## Start
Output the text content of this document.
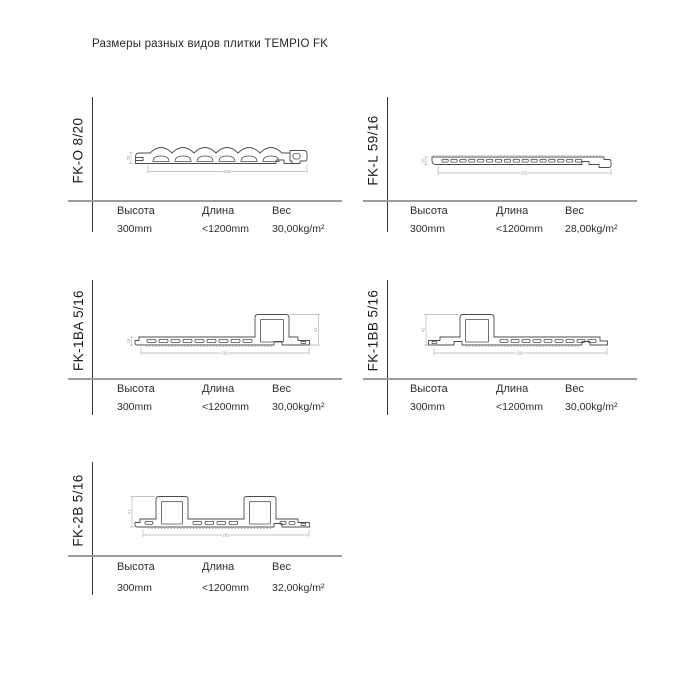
Размеры разных видов плитки TEMPIO FK
FK-O 8/20	292
20
Высота	Длина	Вес
300mm	<1200mm 30,00kg/m²
FK-L 59/16	291
16
Высота	Длина	Вес
300mm	<1200mm 28,00kg/m²
FK-1BA 5/16	291
16
41
Высота	Длина	Вес
300mm	<1200mm 30,00kg/m²
FK-1BB 5/16	291
41
Высота	Длина	Вес
300mm	<1200mm 30,00kg/m²
FK-2B 5/16	291
41
Высота	Длина	Вес
300mm	<1200mm 32,00kg/m²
## End
Instructions for the task: Quote the entries in full. Any image among them is to be omitted from the copy.

Answer to the problem:
Output the text content of this document.
Размеры разных видов плитки TEMPIO FK
FK-O 8/20	292
20
Высота	Длина	Вес
300mm	<1200mm 30,00kg/m²
FK-L 59/16	291
16
Высота	Длина	Вес
300mm	<1200mm 28,00kg/m²
FK-1BA 5/16	291
16
41
Высота	Длина	Вес
300mm	<1200mm 30,00kg/m²
FK-1BB 5/16	291
41
Высота	Длина	Вес
300mm	<1200mm 30,00kg/m²
FK-2B 5/16	291
41
Высота	Длина	Вес
300mm	<1200mm 32,00kg/m²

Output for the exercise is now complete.